**Source:**
** START **

Status doesn’t explain everything, it does explain situations like this.
I’ve certainly heard the argument that polygamy is tied into oppressive social structures, and therefore legitimizing it would be bad.
Same argument can and has been applied to other kinds of marriage.
On the one hand, the argument doesn’t need to be correct to be the (or a) real reason. On the other, I’d expect more people to be more convinced that polygamy is more oppressive (as currently instantiated) than vanilla marriage (and other forms, such as arranged marriages or marriage of children to adults, are probably more strongly opposed).
When you said above that status was the real reason LW-associates oppose legal polygamy, you were implying that these people are not actually convinced of these issues, or only pretend to care about them for status reasons.
I’m in a happy polygamous relationship and I know I’m not the only one.
Certainly! I’d like to clarify that I don’t think polyamory is intrinsically oppressive, and that I am on the whole pretty darn progressive (philosophically) regarding sexual / relationship rights etc. (That is, I think it probably ideally should be legal. There are probably additional political concerns but politics makes me ill.) I think it’s kinda weird that government is in the marriage business to begin with, but probably it is useful to have some sort of structure for dealing with the related tax / property / etc. concerns. I think that polygamy does occur in some cultures that are oppressive towards women, but I don’t really have a notion of how much a part of that oppression it facilitates, and I don’t necessarily think that’s a legitimate factor in whether to legalize the institution. I’m on your side philosophically / politically.

** END **

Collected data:

** START **

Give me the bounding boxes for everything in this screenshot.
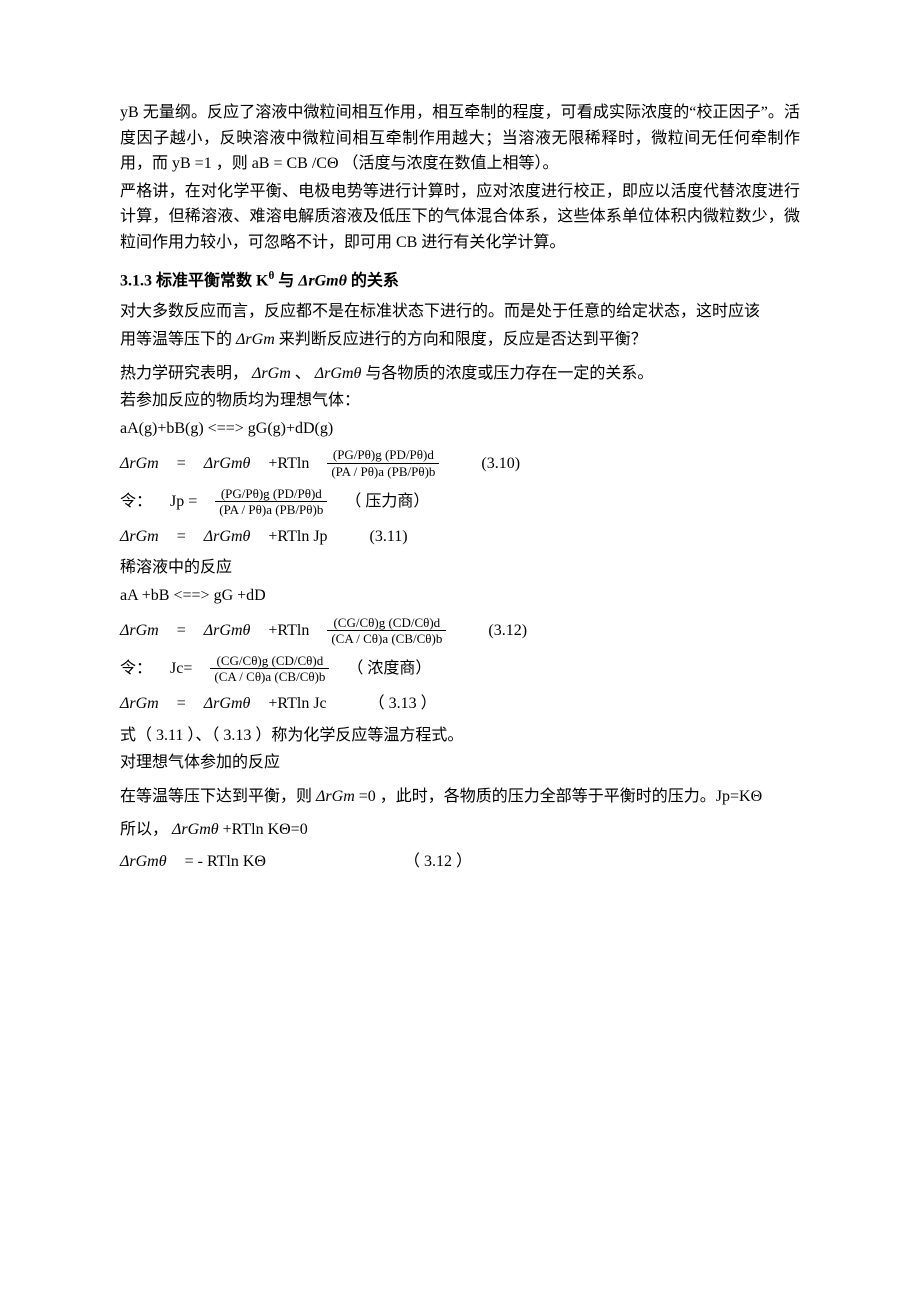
jc-denominator: (CA / Cθ)a (CB/Cθ)b [327,630,446,647]
paragraph-yb: yB 无量纲。反应了溶液中微粒间相互作用，相互牵制的程度，可看成实际浓度的“校正… [120,100,800,177]
paragraph-most-reactions: 对大多数反应而言，反应都不是在标准状态下进行的。而是处于任意的给定状态，这时应该 [120,299,800,325]
text-9a: 在等温等压下达到平衡，则 [120,788,312,805]
jc-fraction-2: (CG/Cθ)g (CD/Cθ)d (CA / Cθ)a (CB/Cθ)b [210,653,329,685]
delta-g-symbol: ΔrGm [236,331,275,348]
section-title-part-b: 与 [278,272,294,289]
paragraph-dilute: 稀溶液中的反应 [120,555,800,581]
equals-sign-4: = [177,691,186,717]
paragraph-therefore: 所以， ΔrGmθ +RTln KΘ=0 [120,817,800,843]
text-10a: 所以， [120,821,168,838]
delta-g-std-lhs: ΔrGmθ [120,849,167,875]
jp-definition: 令： Jp = (PG/Pθ)g (PD/Pθ)d (PA / Pθ)a (PB… [120,486,800,518]
jp-denominator-2: (PA / Pθ)a (PB/Pθ)b [215,501,327,518]
section-title-part-a: 标准平衡常数 K [156,272,268,289]
equals-sign: = [177,451,186,477]
jc-numerator-2: (CG/Cθ)g (CD/Cθ)d [210,653,329,669]
jc-equals: Jc= [170,656,192,682]
rtln-text: +RTln [268,451,309,477]
equals-sign-2: = [177,524,186,550]
delta-g-std-rhs-4: ΔrGmθ [204,691,251,717]
paragraph-thermodynamics: 热力学研究表明， ΔrGm 、 ΔrGmθ 与各物质的浓度或压力存在一定的关系。 [120,361,800,387]
jc-numerator: (CG/Cθ)g (CD/Cθ)d [327,615,446,631]
text-10b: +RTln KΘ=0 [223,821,308,838]
jc-fraction: (CG/Cθ)g (CD/Cθ)d (CA / Cθ)a (CB/Cθ)b [327,615,446,647]
jp-equals: Jp = [170,489,197,515]
jp-denominator: (PA / Pθ)a (PB/Pθ)b [327,463,439,480]
equation-3-12: ΔrGm = ΔrGmθ +RTln (CG/Cθ)g (CD/Cθ)d (CA… [120,615,800,647]
delta-g-lhs-3: ΔrGm [120,618,159,644]
delta-g-lhs-4: ΔrGm [120,691,159,717]
text-4c: 与各物质的浓度或压力存在一定的关系。 [365,365,653,382]
rtln-jc: +RTln Jc [268,691,326,717]
text-9b: =0 ，此时，各物质的压力全部等于平衡时的压力。Jp=KΘ [359,788,762,805]
paragraph-isothermal-eq: 式（ 3.11 ）、（ 3.13 ）称为化学反应等温方程式。 [120,723,800,749]
rtln-jp: +RTln Jp [268,524,327,550]
equation-3-11: ΔrGm = ΔrGmθ +RTln Jp (3.11) [120,524,800,550]
equation-number-3-10: (3.10) [481,451,520,477]
text-3b-a: 用等温等压下的 [120,331,232,348]
jc-denominator-2: (CA / Cθ)a (CB/Cθ)b [210,668,329,685]
delta-g-std-symbol-3: ΔrGmθ [172,821,219,838]
delta-g-symbol-2: ΔrGm [252,365,291,382]
jc-note: （ 浓度商） [347,656,431,682]
equation-number-3-12b: （ 3.12 ） [404,849,472,875]
jp-numerator-2: (PG/Pθ)g (PD/Pθ)d [215,486,327,502]
delta-g-std-symbol: ΔrGmθ [298,272,347,289]
equation-3-12b: ΔrGmθ = - RTln KΘ （ 3.12 ） [120,849,800,875]
delta-g-lhs-2: ΔrGm [120,524,159,550]
reaction-equation-2: aA +bB <==> gG +dD [120,583,800,609]
let-label: 令： [120,489,152,515]
jp-numerator: (PG/Pθ)g (PD/Pθ)d [327,447,439,463]
paragraph-ideal-gas: 若参加反应的物质均为理想气体： [120,388,800,414]
equation-3-13: ΔrGm = ΔrGmθ +RTln Jc （ 3.13 ） [120,691,800,717]
text-4a: 热力学研究表明， [120,365,248,382]
paragraph-ideal-gas-2: 对理想气体参加的反应 [120,750,800,776]
equation-number-3-13: （ 3.13 ） [369,691,437,717]
delta-g-std-rhs: ΔrGmθ [204,451,251,477]
jp-note: （ 压力商） [345,489,429,515]
delta-g-std-rhs-3: ΔrGmθ [204,618,251,644]
equation-number-3-12: (3.12) [488,618,527,644]
delta-g-std-symbol-2: ΔrGmθ [315,365,362,382]
reaction-equation-1: aA(g)+bB(g) <==> gG(g)+dD(g) [120,416,800,442]
equation-3-10: ΔrGm = ΔrGmθ +RTln (PG/Pθ)g (PD/Pθ)d (PA… [120,447,800,479]
let-label-2: 令： [120,656,152,682]
paragraph-equilibrium: 在等温等压下达到平衡，则 ΔrGm =0 ，此时，各物质的压力全部等于平衡时的压… [120,784,800,810]
text-11b: = - RTln KΘ [185,849,266,875]
delta-g-lhs: ΔrGm [120,451,159,477]
jc-definition: 令： Jc= (CG/Cθ)g (CD/Cθ)d (CA / Cθ)a (CB/… [120,653,800,685]
text-4b: 、 [295,365,311,382]
paragraph-strict: 严格讲，在对化学平衡、电极电势等进行计算时，应对浓度进行校正，即应以活度代替浓度… [120,179,800,256]
jp-fraction: (PG/Pθ)g (PD/Pθ)d (PA / Pθ)a (PB/Pθ)b [327,447,439,479]
delta-g-std-rhs-2: ΔrGmθ [204,524,251,550]
equals-sign-3: = [177,618,186,644]
section-title-part-c: 的关系 [351,272,399,289]
equation-number-3-11: (3.11) [370,524,408,550]
text-3b-b: 来判断反应进行的方向和限度，反应是否达到平衡？ [279,331,647,348]
rtln-text-2: +RTln [268,618,309,644]
paragraph-isothermal: 用等温等压下的 ΔrGm 来判断反应进行的方向和限度，反应是否达到平衡？ [120,327,800,353]
section-heading-3-1-3: 3.1.3 标准平衡常数 Kθ 与 ΔrGmθ 的关系 [120,268,800,294]
theta-superscript: θ [268,270,274,282]
jp-fraction-2: (PG/Pθ)g (PD/Pθ)d (PA / Pθ)a (PB/Pθ)b [215,486,327,518]
delta-g-symbol-3: ΔrGm [316,788,355,805]
section-number: 3.1.3 [120,272,152,289]
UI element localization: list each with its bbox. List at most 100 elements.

** END **

**Given problem:**
Retype the portion of the polygamy discussion starting at "Certainly! I’d like" and ending at "philosophically / politically.". The lines are separate material and have no connection to the discussion of polygamy.

**Final answer:**
Certainly! I’d like to clarify that I don’t think polyamory is intrinsically oppressive, and that I am on the whole pretty darn progressive (philosophically) regarding sexual / relationship rights etc. (That is, I think it probably ideally should be legal. There are probably additional political concerns but politics makes me ill.) I think it’s kinda weird that government is in the marriage business to begin with, but probably it is useful to have some sort of structure for dealing with the related tax / property / etc. concerns. I think that polygamy does occur in some cultures that are oppressive towards women, but I don’t really have a notion of how much a part of that oppression it facilitates, and I don’t necessarily think that’s a legitimate factor in whether to legalize the institution. I’m on your side philosophically / politically.